◆ **Exercise objective**
Output every entry exactly, from the first line to the last.

◆ **Records supplied**

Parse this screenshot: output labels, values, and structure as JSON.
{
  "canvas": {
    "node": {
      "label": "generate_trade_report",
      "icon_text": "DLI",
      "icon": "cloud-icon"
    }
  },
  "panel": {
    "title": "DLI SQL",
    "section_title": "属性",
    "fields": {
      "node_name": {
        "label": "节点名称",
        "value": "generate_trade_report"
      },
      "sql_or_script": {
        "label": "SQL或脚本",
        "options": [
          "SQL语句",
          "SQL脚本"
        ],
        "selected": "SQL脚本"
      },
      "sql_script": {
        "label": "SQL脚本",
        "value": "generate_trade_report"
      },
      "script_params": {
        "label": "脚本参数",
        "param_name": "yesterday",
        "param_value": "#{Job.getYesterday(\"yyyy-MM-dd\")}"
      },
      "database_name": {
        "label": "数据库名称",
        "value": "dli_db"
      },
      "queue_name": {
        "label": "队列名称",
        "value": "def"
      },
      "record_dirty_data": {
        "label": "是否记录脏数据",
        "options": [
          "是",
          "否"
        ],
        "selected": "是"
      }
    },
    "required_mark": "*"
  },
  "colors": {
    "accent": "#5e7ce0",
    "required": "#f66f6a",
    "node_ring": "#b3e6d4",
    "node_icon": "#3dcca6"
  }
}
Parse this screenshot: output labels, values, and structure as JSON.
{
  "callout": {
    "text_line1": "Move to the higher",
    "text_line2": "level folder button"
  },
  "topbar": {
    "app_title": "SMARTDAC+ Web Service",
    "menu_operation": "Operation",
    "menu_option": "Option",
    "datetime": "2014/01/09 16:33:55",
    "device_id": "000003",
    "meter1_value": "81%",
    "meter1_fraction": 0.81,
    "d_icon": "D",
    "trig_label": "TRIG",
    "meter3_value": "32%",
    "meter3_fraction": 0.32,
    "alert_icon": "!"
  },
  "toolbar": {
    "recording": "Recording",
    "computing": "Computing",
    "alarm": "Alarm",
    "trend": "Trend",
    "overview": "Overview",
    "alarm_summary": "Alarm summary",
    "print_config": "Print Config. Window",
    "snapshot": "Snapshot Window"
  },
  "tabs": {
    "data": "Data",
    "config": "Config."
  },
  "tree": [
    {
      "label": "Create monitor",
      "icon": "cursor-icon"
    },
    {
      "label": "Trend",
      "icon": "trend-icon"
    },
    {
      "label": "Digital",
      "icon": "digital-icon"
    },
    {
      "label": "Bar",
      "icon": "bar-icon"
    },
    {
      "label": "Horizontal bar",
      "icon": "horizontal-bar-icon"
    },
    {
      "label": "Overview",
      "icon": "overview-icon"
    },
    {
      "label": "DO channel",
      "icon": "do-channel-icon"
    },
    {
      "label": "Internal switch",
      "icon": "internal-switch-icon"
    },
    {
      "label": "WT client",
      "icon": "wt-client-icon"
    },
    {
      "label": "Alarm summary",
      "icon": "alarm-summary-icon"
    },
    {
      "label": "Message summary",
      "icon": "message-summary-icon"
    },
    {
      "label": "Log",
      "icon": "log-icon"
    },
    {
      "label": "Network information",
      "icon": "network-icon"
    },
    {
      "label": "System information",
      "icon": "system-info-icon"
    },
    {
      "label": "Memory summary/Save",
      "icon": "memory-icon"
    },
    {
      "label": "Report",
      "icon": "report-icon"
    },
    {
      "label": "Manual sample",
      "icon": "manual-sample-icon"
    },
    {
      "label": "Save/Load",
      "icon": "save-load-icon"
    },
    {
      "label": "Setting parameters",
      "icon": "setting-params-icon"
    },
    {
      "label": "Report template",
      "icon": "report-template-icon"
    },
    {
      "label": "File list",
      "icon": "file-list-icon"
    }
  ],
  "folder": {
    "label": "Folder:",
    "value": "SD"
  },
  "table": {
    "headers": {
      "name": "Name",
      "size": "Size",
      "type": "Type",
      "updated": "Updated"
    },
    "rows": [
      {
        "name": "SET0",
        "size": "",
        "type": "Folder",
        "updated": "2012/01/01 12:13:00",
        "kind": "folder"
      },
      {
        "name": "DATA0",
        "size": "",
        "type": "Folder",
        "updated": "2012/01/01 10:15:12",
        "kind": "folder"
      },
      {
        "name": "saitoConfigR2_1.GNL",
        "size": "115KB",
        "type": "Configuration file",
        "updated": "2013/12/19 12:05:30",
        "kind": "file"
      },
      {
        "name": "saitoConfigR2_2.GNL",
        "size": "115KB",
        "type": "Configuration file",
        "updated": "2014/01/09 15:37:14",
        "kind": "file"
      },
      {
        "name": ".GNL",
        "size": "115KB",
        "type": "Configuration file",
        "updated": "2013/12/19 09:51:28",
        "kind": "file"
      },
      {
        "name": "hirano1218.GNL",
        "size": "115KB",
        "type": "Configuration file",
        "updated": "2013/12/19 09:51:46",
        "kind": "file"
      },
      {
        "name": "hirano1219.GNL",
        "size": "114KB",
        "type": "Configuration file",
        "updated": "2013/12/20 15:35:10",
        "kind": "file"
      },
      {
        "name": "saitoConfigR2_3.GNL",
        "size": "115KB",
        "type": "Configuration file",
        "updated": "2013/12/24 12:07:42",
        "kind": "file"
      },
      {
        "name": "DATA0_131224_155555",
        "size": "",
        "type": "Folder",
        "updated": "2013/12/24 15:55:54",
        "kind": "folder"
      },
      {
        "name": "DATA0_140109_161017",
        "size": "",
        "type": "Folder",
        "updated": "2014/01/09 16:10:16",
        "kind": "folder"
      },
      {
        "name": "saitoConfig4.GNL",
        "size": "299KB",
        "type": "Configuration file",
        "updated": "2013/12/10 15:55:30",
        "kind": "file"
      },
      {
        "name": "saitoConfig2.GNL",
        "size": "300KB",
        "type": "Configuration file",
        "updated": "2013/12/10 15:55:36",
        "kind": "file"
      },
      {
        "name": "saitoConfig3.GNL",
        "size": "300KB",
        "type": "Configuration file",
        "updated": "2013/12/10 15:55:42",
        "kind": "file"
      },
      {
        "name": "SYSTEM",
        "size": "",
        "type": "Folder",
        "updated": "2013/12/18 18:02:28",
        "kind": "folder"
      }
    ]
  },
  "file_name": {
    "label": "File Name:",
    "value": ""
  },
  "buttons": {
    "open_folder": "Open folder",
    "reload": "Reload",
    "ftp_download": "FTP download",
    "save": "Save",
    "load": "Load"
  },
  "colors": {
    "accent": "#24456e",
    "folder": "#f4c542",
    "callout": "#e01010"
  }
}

◆ **Answer to the exercise**
Parse this screenshot: output labels, values, and structure as JSON.
{
  "canvas": {
    "node": {
      "label": "generate_trade_report",
      "icon_text": "DLI",
      "icon": "cloud-icon"
    }
  },
  "panel": {
    "title": "DLI SQL",
    "section_title": "属性",
    "fields": {
      "node_name": {
        "label": "节点名称",
        "value": "generate_trade_report"
      },
      "sql_or_script": {
        "label": "SQL或脚本",
        "options": [
          "SQL语句",
          "SQL脚本"
        ],
        "selected": "SQL脚本"
      },
      "sql_script": {
        "label": "SQL脚本",
        "value": "generate_trade_report"
      },
      "script_params": {
        "label": "脚本参数",
        "param_name": "yesterday",
        "param_value": "#{Job.getYesterday(\"yyyy-MM-dd\")}"
      },
      "database_name": {
        "label": "数据库名称",
        "value": "dli_db"
      },
      "queue_name": {
        "label": "队列名称",
        "value": "def"
      },
      "record_dirty_data": {
        "label": "是否记录脏数据",
        "options": [
          "是",
          "否"
        ],
        "selected": "是"
      }
    },
    "required_mark": "*"
  },
  "colors": {
    "accent": "#5e7ce0",
    "required": "#f66f6a",
    "node_ring": "#b3e6d4",
    "node_icon": "#3dcca6"
  }
}
Parse this screenshot: output labels, values, and structure as JSON.
{
  "callout": {
    "text_line1": "Move to the higher",
    "text_line2": "level folder button"
  },
  "topbar": {
    "app_title": "SMARTDAC+ Web Service",
    "menu_operation": "Operation",
    "menu_option": "Option",
    "datetime": "2014/01/09 16:33:55",
    "device_id": "000003",
    "meter1_value": "81%",
    "meter1_fraction": 0.81,
    "d_icon": "D",
    "trig_label": "TRIG",
    "meter3_value": "32%",
    "meter3_fraction": 0.32,
    "alert_icon": "!"
  },
  "toolbar": {
    "recording": "Recording",
    "computing": "Computing",
    "alarm": "Alarm",
    "trend": "Trend",
    "overview": "Overview",
    "alarm_summary": "Alarm summary",
    "print_config": "Print Config. Window",
    "snapshot": "Snapshot Window"
  },
  "tabs": {
    "data": "Data",
    "config": "Config."
  },
  "tree": [
    {
      "label": "Create monitor",
      "icon": "cursor-icon"
    },
    {
      "label": "Trend",
      "icon": "trend-icon"
    },
    {
      "label": "Digital",
      "icon": "digital-icon"
    },
    {
      "label": "Bar",
      "icon": "bar-icon"
    },
    {
      "label": "Horizontal bar",
      "icon": "horizontal-bar-icon"
    },
    {
      "label": "Overview",
      "icon": "overview-icon"
    },
    {
      "label": "DO channel",
      "icon": "do-channel-icon"
    },
    {
      "label": "Internal switch",
      "icon": "internal-switch-icon"
    },
    {
      "label": "WT client",
      "icon": "wt-client-icon"
    },
    {
      "label": "Alarm summary",
      "icon": "alarm-summary-icon"
    },
    {
      "label": "Message summary",
      "icon": "message-summary-icon"
    },
    {
      "label": "Log",
      "icon": "log-icon"
    },
    {
      "label": "Network information",
      "icon": "network-icon"
    },
    {
      "label": "System information",
      "icon": "system-info-icon"
    },
    {
      "label": "Memory summary/Save",
      "icon": "memory-icon"
    },
    {
      "label": "Report",
      "icon": "report-icon"
    },
    {
      "label": "Manual sample",
      "icon": "manual-sample-icon"
    },
    {
      "label": "Save/Load",
      "icon": "save-load-icon"
    },
    {
      "label": "Setting parameters",
      "icon": "setting-params-icon"
    },
    {
      "label": "Report template",
      "icon": "report-template-icon"
    },
    {
      "label": "File list",
      "icon": "file-list-icon"
    }
  ],
  "folder": {
    "label": "Folder:",
    "value": "SD"
  },
  "table": {
    "headers": {
      "name": "Name",
      "size": "Size",
      "type": "Type",
      "updated": "Updated"
    },
    "rows": [
      {
        "name": "SET0",
        "size": "",
        "type": "Folder",
        "updated": "2012/01/01 12:13:00",
        "kind": "folder"
      },
      {
        "name": "DATA0",
        "size": "",
        "type": "Folder",
        "updated": "2012/01/01 10:15:12",
        "kind": "folder"
      },
      {
        "name": "saitoConfigR2_1.GNL",
        "size": "115KB",
        "type": "Configuration file",
        "updated": "2013/12/19 12:05:30",
        "kind": "file"
      },
      {
        "name": "saitoConfigR2_2.GNL",
        "size": "115KB",
        "type": "Configuration file",
        "updated": "2014/01/09 15:37:14",
        "kind": "file"
      },
      {
        "name": ".GNL",
        "size": "115KB",
        "type": "Configuration file",
        "updated": "2013/12/19 09:51:28",
        "kind": "file"
      },
      {
        "name": "hirano1218.GNL",
        "size": "115KB",
        "type": "Configuration file",
        "updated": "2013/12/19 09:51:46",
        "kind": "file"
      },
      {
        "name": "hirano1219.GNL",
        "size": "114KB",
        "type": "Configuration file",
        "updated": "2013/12/20 15:35:10",
        "kind": "file"
      },
      {
        "name": "saitoConfigR2_3.GNL",
        "size": "115KB",
        "type": "Configuration file",
        "updated": "2013/12/24 12:07:42",
        "kind": "file"
      },
      {
        "name": "DATA0_131224_155555",
        "size": "",
        "type": "Folder",
        "updated": "2013/12/24 15:55:54",
        "kind": "folder"
      },
      {
        "name": "DATA0_140109_161017",
        "size": "",
        "type": "Folder",
        "updated": "2014/01/09 16:10:16",
        "kind": "folder"
      },
      {
        "name": "saitoConfig4.GNL",
        "size": "299KB",
        "type": "Configuration file",
        "updated": "2013/12/10 15:55:30",
        "kind": "file"
      },
      {
        "name": "saitoConfig2.GNL",
        "size": "300KB",
        "type": "Configuration file",
        "updated": "2013/12/10 15:55:36",
        "kind": "file"
      },
      {
        "name": "saitoConfig3.GNL",
        "size": "300KB",
        "type": "Configuration file",
        "updated": "2013/12/10 15:55:42",
        "kind": "file"
      },
      {
        "name": "SYSTEM",
        "size": "",
        "type": "Folder",
        "updated": "2013/12/18 18:02:28",
        "kind": "folder"
      }
    ]
  },
  "file_name": {
    "label": "File Name:",
    "value": ""
  },
  "buttons": {
    "open_folder": "Open folder",
    "reload": "Reload",
    "ftp_download": "FTP download",
    "save": "Save",
    "load": "Load"
  },
  "colors": {
    "accent": "#24456e",
    "folder": "#f4c542",
    "callout": "#e01010"
  }
}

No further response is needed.